> [WRITTEN PROBLEM]
Send each entry back exactly as given, pictures excluded.

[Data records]
begin
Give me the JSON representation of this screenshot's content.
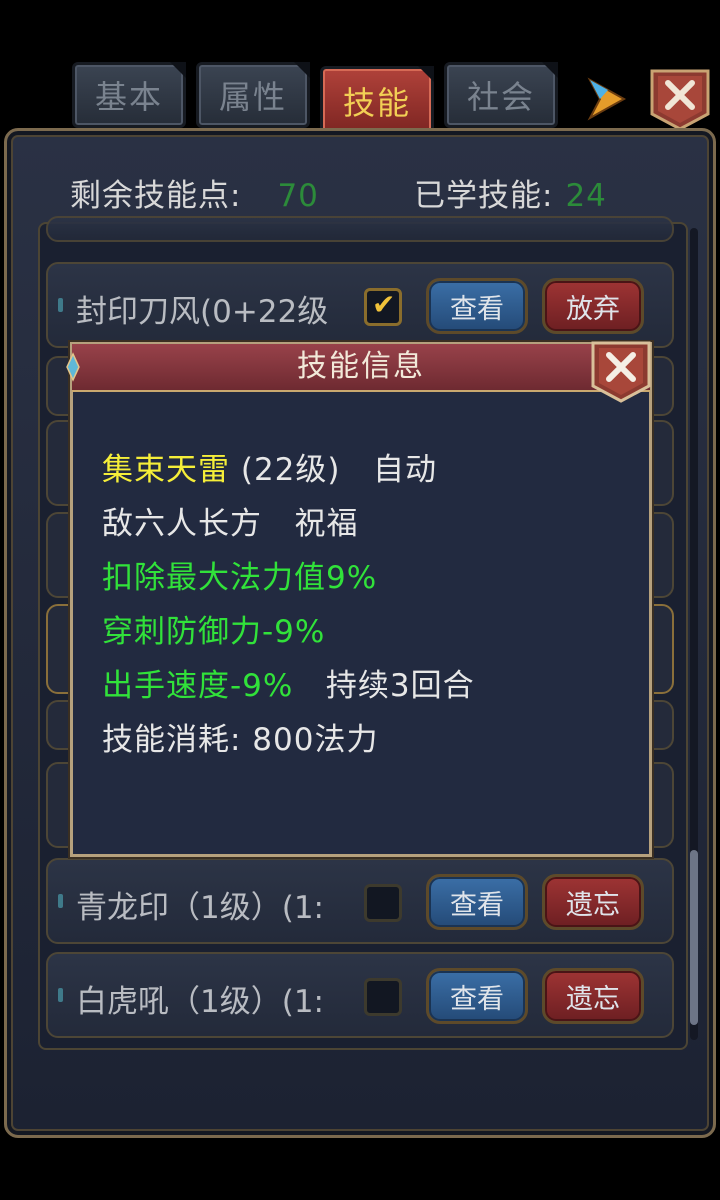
{
  "tabs": [
    {
      "label": "基本",
      "active": false
    },
    {
      "label": "属性",
      "active": false
    },
    {
      "label": "技能",
      "active": true
    },
    {
      "label": "社会",
      "active": false
    }
  ],
  "stats": {
    "points_label": "剩余技能点:",
    "points_value": "70",
    "learned_label": "已学技能:",
    "learned_value": "24"
  },
  "skills": [
    {
      "name": "封印刀风(0+22级",
      "checked": true,
      "view_label": "查看",
      "action_label": "放弃"
    },
    {
      "name": "青龙印（1级）(1:",
      "checked": false,
      "view_label": "查看",
      "action_label": "遗忘"
    },
    {
      "name": "白虎吼（1级）(1:",
      "checked": false,
      "view_label": "查看",
      "action_label": "遗忘"
    }
  ],
  "dialog": {
    "title": "技能信息",
    "skill_name": "集束天雷",
    "skill_level": " (22级)",
    "skill_mode": "   自动",
    "target_line": "敌六人长方   祝福",
    "effect_1": "扣除最大法力值9%",
    "effect_2": "穿刺防御力-9%",
    "effect_3": "出手速度-9%",
    "duration": "   持续3回合",
    "cost": "技能消耗: 800法力"
  },
  "colors": {
    "accent_yellow": "#f5ee39",
    "effect_green": "#31e23a",
    "stat_green": "#2c8b3a",
    "active_tab": "#b0423a"
  },
  "icons": [
    "next-arrow-icon",
    "close-icon",
    "checkmark-icon"
  ]
}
end
> [SOLUTION TO THIS PROBLEM]
Give me the JSON representation of this screenshot's content.
{
  "tabs": [
    {
      "label": "基本",
      "active": false
    },
    {
      "label": "属性",
      "active": false
    },
    {
      "label": "技能",
      "active": true
    },
    {
      "label": "社会",
      "active": false
    }
  ],
  "stats": {
    "points_label": "剩余技能点:",
    "points_value": "70",
    "learned_label": "已学技能:",
    "learned_value": "24"
  },
  "skills": [
    {
      "name": "封印刀风(0+22级",
      "checked": true,
      "view_label": "查看",
      "action_label": "放弃"
    },
    {
      "name": "青龙印（1级）(1:",
      "checked": false,
      "view_label": "查看",
      "action_label": "遗忘"
    },
    {
      "name": "白虎吼（1级）(1:",
      "checked": false,
      "view_label": "查看",
      "action_label": "遗忘"
    }
  ],
  "dialog": {
    "title": "技能信息",
    "skill_name": "集束天雷",
    "skill_level": " (22级)",
    "skill_mode": "   自动",
    "target_line": "敌六人长方   祝福",
    "effect_1": "扣除最大法力值9%",
    "effect_2": "穿刺防御力-9%",
    "effect_3": "出手速度-9%",
    "duration": "   持续3回合",
    "cost": "技能消耗: 800法力"
  },
  "colors": {
    "accent_yellow": "#f5ee39",
    "effect_green": "#31e23a",
    "stat_green": "#2c8b3a",
    "active_tab": "#b0423a"
  },
  "icons": [
    "next-arrow-icon",
    "close-icon",
    "checkmark-icon"
  ]
}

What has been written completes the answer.